▶ **Do this**:
Below are the records; copy each line in them that holds the word "image".

▶ **Given data**:

>>>

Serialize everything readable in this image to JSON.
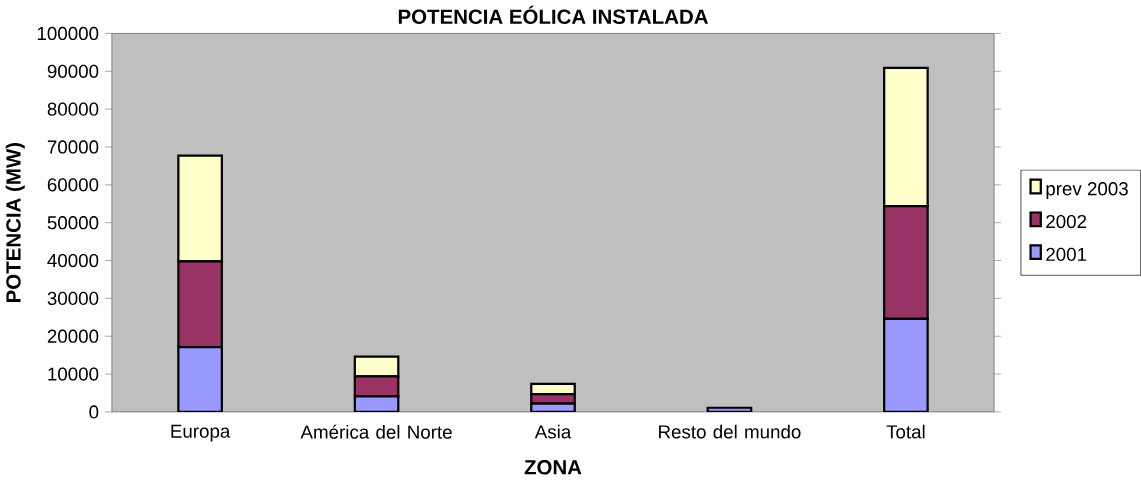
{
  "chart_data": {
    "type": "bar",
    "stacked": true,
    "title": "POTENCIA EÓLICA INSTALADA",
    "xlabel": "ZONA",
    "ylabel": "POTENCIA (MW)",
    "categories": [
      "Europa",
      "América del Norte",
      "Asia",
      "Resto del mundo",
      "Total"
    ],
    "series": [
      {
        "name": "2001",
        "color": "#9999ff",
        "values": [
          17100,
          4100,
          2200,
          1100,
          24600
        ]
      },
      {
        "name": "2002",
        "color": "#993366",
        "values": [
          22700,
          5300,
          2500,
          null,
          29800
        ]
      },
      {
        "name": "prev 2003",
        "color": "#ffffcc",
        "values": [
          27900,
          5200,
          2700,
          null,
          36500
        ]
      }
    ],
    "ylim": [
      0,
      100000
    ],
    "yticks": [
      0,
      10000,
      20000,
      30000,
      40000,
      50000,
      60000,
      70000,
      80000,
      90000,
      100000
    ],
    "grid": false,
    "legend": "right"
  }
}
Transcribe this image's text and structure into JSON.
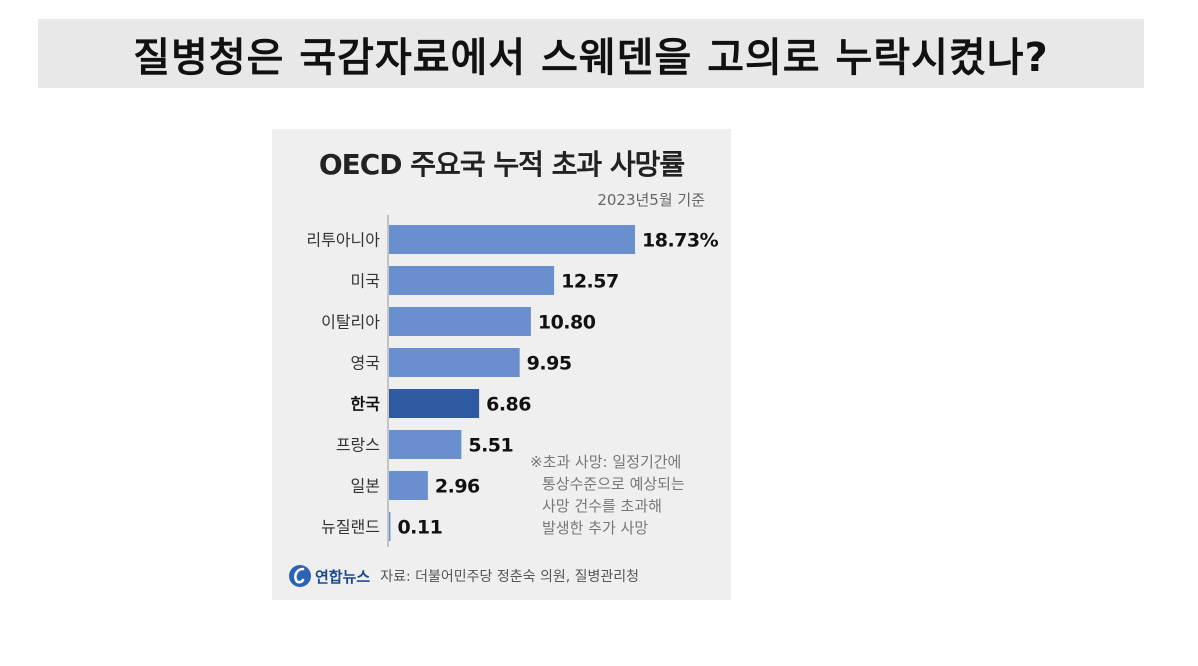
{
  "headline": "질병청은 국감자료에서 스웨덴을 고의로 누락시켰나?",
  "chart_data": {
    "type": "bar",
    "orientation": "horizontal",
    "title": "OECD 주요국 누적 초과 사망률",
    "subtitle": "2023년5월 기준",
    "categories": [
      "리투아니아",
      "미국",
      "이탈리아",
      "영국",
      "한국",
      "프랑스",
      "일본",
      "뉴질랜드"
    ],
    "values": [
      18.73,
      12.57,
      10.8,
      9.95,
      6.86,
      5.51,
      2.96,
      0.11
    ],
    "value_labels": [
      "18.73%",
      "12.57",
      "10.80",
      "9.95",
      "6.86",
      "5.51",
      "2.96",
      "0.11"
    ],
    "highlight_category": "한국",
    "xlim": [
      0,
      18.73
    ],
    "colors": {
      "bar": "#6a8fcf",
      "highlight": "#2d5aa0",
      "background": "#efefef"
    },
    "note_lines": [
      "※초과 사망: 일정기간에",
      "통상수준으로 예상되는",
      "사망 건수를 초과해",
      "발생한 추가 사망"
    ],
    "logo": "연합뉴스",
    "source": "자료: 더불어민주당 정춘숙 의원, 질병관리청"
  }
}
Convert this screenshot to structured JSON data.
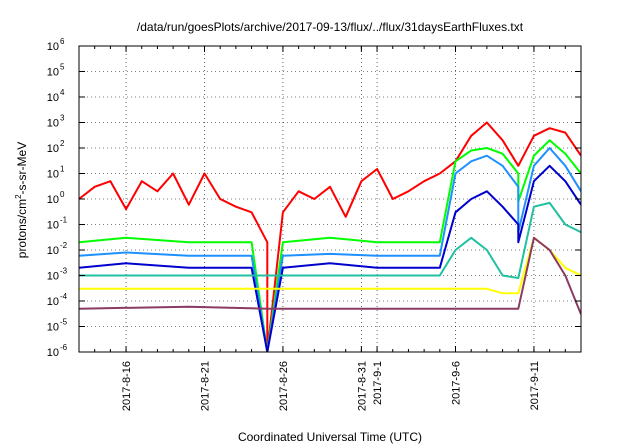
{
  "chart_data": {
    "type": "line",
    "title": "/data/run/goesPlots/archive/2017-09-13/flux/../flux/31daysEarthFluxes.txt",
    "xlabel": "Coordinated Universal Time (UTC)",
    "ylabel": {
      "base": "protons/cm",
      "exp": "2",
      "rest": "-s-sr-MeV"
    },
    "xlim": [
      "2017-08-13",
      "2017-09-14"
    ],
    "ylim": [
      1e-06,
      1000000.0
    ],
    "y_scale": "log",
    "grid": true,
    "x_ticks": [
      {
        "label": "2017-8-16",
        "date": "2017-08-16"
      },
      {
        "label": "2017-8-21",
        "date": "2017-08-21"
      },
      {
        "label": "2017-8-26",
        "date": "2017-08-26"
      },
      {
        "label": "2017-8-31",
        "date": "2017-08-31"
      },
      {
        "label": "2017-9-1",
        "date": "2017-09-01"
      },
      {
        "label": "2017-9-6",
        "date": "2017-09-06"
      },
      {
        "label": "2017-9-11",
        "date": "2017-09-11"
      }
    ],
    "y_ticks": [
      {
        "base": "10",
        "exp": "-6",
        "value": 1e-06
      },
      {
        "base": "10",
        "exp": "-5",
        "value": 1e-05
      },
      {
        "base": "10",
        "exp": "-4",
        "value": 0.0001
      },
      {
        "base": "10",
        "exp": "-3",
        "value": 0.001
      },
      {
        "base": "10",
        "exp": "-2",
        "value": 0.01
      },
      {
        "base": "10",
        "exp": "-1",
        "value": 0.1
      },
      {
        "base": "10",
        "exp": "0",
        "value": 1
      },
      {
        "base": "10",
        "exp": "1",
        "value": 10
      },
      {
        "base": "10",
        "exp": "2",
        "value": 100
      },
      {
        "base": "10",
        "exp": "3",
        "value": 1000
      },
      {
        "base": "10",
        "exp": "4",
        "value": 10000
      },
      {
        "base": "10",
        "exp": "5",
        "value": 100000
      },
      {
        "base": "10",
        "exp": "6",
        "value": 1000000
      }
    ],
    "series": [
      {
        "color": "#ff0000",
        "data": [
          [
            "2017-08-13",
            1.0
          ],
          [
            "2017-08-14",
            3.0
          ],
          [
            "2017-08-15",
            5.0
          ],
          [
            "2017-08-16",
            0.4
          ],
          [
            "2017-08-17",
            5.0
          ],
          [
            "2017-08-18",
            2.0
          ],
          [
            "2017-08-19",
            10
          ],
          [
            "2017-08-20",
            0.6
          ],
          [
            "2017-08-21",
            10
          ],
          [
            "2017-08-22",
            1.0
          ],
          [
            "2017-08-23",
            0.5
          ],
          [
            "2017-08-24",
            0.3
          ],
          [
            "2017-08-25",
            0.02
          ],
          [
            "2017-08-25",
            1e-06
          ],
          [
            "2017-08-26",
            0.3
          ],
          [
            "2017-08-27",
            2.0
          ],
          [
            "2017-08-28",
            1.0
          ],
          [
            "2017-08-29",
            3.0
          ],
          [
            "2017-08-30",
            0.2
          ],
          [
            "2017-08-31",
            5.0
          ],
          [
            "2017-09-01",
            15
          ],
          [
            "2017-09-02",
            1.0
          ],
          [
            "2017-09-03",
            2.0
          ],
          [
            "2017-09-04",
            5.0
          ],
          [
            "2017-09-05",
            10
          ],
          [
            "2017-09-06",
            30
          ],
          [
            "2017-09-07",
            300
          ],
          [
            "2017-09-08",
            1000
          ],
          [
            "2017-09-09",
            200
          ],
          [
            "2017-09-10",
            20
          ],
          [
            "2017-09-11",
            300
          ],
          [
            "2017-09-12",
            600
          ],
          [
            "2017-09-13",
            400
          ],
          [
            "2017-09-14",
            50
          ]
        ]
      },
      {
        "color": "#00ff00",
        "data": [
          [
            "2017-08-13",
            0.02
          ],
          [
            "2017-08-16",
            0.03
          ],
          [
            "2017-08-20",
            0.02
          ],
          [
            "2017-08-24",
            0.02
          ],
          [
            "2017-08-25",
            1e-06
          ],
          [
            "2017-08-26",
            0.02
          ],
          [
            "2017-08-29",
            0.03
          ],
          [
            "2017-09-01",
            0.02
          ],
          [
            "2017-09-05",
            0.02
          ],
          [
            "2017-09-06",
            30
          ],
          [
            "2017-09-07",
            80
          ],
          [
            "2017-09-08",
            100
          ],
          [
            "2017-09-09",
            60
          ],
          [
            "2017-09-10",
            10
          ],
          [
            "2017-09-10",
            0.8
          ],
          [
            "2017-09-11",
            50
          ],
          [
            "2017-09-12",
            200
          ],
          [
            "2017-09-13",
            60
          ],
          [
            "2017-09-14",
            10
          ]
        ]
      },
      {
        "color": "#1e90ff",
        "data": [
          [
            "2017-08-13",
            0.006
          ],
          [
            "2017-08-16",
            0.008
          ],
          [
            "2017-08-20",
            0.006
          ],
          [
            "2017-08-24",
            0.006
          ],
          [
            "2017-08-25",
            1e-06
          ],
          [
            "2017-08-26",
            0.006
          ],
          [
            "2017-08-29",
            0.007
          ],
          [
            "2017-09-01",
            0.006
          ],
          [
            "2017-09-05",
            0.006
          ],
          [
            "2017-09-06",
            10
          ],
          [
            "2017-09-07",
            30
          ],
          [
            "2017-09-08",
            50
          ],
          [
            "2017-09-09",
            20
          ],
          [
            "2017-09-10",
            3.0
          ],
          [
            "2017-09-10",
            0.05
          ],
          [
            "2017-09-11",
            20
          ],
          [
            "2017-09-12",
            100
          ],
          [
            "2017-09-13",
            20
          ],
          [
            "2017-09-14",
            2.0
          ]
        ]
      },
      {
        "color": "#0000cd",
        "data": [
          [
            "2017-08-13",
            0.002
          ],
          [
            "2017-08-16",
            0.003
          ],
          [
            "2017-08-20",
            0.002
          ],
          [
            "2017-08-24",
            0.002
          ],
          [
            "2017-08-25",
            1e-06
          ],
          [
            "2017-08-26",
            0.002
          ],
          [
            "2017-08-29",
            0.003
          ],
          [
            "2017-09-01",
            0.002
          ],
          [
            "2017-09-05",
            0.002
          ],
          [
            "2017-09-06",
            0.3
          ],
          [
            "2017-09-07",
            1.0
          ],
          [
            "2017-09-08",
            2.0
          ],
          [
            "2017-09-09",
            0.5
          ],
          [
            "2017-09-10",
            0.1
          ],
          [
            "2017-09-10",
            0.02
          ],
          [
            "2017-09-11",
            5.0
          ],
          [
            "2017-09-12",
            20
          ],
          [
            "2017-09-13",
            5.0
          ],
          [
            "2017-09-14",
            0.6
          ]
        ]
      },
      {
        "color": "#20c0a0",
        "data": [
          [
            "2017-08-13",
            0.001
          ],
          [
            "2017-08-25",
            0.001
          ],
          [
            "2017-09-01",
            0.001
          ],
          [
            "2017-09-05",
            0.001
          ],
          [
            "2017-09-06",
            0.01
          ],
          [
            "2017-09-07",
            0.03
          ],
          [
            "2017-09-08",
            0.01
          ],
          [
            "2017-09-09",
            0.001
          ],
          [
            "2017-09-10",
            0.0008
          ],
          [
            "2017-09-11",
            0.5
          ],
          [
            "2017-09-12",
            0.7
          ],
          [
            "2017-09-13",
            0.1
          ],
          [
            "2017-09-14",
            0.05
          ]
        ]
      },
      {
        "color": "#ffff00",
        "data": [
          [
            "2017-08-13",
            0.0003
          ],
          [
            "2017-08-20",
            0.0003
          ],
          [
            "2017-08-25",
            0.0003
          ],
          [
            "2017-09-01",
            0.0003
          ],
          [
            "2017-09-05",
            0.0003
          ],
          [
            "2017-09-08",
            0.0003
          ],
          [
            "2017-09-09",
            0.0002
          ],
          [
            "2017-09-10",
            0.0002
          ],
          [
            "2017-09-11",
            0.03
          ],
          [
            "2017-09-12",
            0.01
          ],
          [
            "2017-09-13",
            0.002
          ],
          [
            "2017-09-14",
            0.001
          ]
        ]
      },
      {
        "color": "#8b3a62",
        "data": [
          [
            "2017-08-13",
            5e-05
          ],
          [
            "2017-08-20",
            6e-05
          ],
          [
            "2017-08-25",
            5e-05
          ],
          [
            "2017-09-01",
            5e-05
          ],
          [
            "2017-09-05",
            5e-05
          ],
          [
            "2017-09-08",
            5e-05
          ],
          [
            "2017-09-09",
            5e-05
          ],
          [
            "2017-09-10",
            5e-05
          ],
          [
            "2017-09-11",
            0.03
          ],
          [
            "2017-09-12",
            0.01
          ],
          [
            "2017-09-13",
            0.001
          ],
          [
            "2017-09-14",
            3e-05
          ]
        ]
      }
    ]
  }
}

<<<

▶ **Result**:
Serialize everything readable in this image to JSON.
Transcribe this image's text and structure into JSON.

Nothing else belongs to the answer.